:: 課題の条件 ::
次に示す項目をすべて、1行を1つの文字列とするJSON形式のリストに書き換えなさい。空行は含めないこと。

レイアウト注釈の記録:
:::::

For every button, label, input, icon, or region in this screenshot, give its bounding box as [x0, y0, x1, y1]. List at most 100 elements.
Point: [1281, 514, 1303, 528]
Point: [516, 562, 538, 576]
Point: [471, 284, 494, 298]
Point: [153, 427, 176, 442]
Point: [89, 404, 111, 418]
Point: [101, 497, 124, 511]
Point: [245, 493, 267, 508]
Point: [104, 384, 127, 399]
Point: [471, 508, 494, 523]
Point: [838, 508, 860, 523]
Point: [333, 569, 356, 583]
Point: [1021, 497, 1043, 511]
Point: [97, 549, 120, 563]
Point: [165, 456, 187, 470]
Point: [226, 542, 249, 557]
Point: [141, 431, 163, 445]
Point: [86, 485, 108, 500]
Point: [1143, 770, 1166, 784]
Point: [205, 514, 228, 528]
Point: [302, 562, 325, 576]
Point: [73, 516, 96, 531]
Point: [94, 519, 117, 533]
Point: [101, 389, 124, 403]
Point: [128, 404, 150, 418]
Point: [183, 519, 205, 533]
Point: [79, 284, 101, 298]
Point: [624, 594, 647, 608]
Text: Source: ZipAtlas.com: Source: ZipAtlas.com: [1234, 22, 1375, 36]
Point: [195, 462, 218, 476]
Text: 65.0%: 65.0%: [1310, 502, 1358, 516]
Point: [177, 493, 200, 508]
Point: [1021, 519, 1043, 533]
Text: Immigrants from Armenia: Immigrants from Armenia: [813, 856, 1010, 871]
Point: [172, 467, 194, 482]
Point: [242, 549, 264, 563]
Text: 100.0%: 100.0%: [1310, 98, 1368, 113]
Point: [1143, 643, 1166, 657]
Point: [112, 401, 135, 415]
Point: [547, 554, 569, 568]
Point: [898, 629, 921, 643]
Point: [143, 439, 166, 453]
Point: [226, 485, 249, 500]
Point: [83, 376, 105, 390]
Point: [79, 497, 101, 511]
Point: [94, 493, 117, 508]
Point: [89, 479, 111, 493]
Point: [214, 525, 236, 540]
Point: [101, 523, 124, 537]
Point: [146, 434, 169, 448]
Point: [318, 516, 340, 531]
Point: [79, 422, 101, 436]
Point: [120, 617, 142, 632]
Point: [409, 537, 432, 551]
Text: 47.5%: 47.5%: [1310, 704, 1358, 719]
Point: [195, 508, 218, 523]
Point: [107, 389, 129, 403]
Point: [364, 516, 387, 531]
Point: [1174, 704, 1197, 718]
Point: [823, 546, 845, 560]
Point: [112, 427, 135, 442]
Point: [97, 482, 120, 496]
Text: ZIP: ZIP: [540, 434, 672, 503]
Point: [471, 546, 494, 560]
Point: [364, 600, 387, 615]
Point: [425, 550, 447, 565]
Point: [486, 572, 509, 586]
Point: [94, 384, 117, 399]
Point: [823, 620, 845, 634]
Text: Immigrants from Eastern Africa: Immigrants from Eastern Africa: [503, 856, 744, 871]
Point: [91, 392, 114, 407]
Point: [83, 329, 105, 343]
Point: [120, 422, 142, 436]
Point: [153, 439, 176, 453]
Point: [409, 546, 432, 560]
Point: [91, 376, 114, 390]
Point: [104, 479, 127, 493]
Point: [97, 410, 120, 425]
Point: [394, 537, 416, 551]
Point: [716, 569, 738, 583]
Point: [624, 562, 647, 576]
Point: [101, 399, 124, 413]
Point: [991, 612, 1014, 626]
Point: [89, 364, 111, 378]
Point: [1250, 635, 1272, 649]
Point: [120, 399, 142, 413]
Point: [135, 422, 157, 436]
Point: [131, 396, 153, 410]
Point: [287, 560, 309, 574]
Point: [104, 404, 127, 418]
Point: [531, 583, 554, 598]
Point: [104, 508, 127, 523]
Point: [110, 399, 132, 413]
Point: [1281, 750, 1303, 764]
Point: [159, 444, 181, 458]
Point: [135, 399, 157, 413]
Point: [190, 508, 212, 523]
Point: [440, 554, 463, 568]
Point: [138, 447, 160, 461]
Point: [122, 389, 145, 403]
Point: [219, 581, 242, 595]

:::::

:: 完成した課題 ::
[
  "For every button, label, input, icon, or region in this screenshot, give its bounding box as [x0, y0, x1, y1]. List at most 100 elements.",
  "Point: [1281, 514, 1303, 528]",
  "Point: [516, 562, 538, 576]",
  "Point: [471, 284, 494, 298]",
  "Point: [153, 427, 176, 442]",
  "Point: [89, 404, 111, 418]",
  "Point: [101, 497, 124, 511]",
  "Point: [245, 493, 267, 508]",
  "Point: [104, 384, 127, 399]",
  "Point: [471, 508, 494, 523]",
  "Point: [838, 508, 860, 523]",
  "Point: [333, 569, 356, 583]",
  "Point: [1021, 497, 1043, 511]",
  "Point: [97, 549, 120, 563]",
  "Point: [165, 456, 187, 470]",
  "Point: [226, 542, 249, 557]",
  "Point: [141, 431, 163, 445]",
  "Point: [86, 485, 108, 500]",
  "Point: [1143, 770, 1166, 784]",
  "Point: [205, 514, 228, 528]",
  "Point: [302, 562, 325, 576]",
  "Point: [73, 516, 96, 531]",
  "Point: [94, 519, 117, 533]",
  "Point: [101, 389, 124, 403]",
  "Point: [128, 404, 150, 418]",
  "Point: [183, 519, 205, 533]",
  "Point: [79, 284, 101, 298]",
  "Point: [624, 594, 647, 608]",
  "Text: Source: ZipAtlas.com: Source: ZipAtlas.com: [1234, 22, 1375, 36]",
  "Point: [195, 462, 218, 476]",
  "Text: 65.0%: 65.0%: [1310, 502, 1358, 516]",
  "Point: [177, 493, 200, 508]",
  "Point: [1021, 519, 1043, 533]",
  "Text: Immigrants from Armenia: Immigrants from Armenia: [813, 856, 1010, 871]",
  "Point: [172, 467, 194, 482]",
  "Point: [242, 549, 264, 563]",
  "Text: 100.0%: 100.0%: [1310, 98, 1368, 113]",
  "Point: [1143, 643, 1166, 657]",
  "Point: [112, 401, 135, 415]",
  "Point: [547, 554, 569, 568]",
  "Point: [898, 629, 921, 643]",
  "Point: [143, 439, 166, 453]",
  "Point: [226, 485, 249, 500]",
  "Point: [83, 376, 105, 390]",
  "Point: [79, 497, 101, 511]",
  "Point: [94, 493, 117, 508]",
  "Point: [89, 479, 111, 493]",
  "Point: [214, 525, 236, 540]",
  "Point: [101, 523, 124, 537]",
  "Point: [146, 434, 169, 448]",
  "Point: [318, 516, 340, 531]",
  "Point: [79, 422, 101, 436]",
  "Point: [120, 617, 142, 632]",
  "Point: [409, 537, 432, 551]",
  "Text: 47.5%: 47.5%: [1310, 704, 1358, 719]",
  "Point: [195, 508, 218, 523]",
  "Point: [107, 389, 129, 403]",
  "Point: [364, 516, 387, 531]",
  "Point: [1174, 704, 1197, 718]",
  "Point: [823, 546, 845, 560]",
  "Point: [112, 427, 135, 442]",
  "Point: [97, 482, 120, 496]",
  "Text: ZIP: ZIP: [540, 434, 672, 503]",
  "Point: [471, 546, 494, 560]",
  "Point: [364, 600, 387, 615]",
  "Point: [425, 550, 447, 565]",
  "Point: [486, 572, 509, 586]",
  "Point: [94, 384, 117, 399]",
  "Point: [823, 620, 845, 634]",
  "Text: Immigrants from Eastern Africa: Immigrants from Eastern Africa: [503, 856, 744, 871]",
  "Point: [91, 392, 114, 407]",
  "Point: [83, 329, 105, 343]",
  "Point: [120, 422, 142, 436]",
  "Point: [153, 439, 176, 453]",
  "Point: [409, 546, 432, 560]",
  "Point: [91, 376, 114, 390]",
  "Point: [104, 479, 127, 493]",
  "Point: [97, 410, 120, 425]",
  "Point: [394, 537, 416, 551]",
  "Point: [716, 569, 738, 583]",
  "Point: [624, 562, 647, 576]",
  "Point: [101, 399, 124, 413]",
  "Point: [991, 612, 1014, 626]",
  "Point: [89, 364, 111, 378]",
  "Point: [1250, 635, 1272, 649]",
  "Point: [120, 399, 142, 413]",
  "Point: [135, 422, 157, 436]",
  "Point: [131, 396, 153, 410]",
  "Point: [287, 560, 309, 574]",
  "Point: [104, 404, 127, 418]",
  "Point: [531, 583, 554, 598]",
  "Point: [104, 508, 127, 523]",
  "Point: [110, 399, 132, 413]",
  "Point: [1281, 750, 1303, 764]",
  "Point: [159, 444, 181, 458]",
  "Point: [135, 399, 157, 413]",
  "Point: [190, 508, 212, 523]",
  "Point: [440, 554, 463, 568]",
  "Point: [138, 447, 160, 461]",
  "Point: [122, 389, 145, 403]",
  "Point: [219, 581, 242, 595]"
]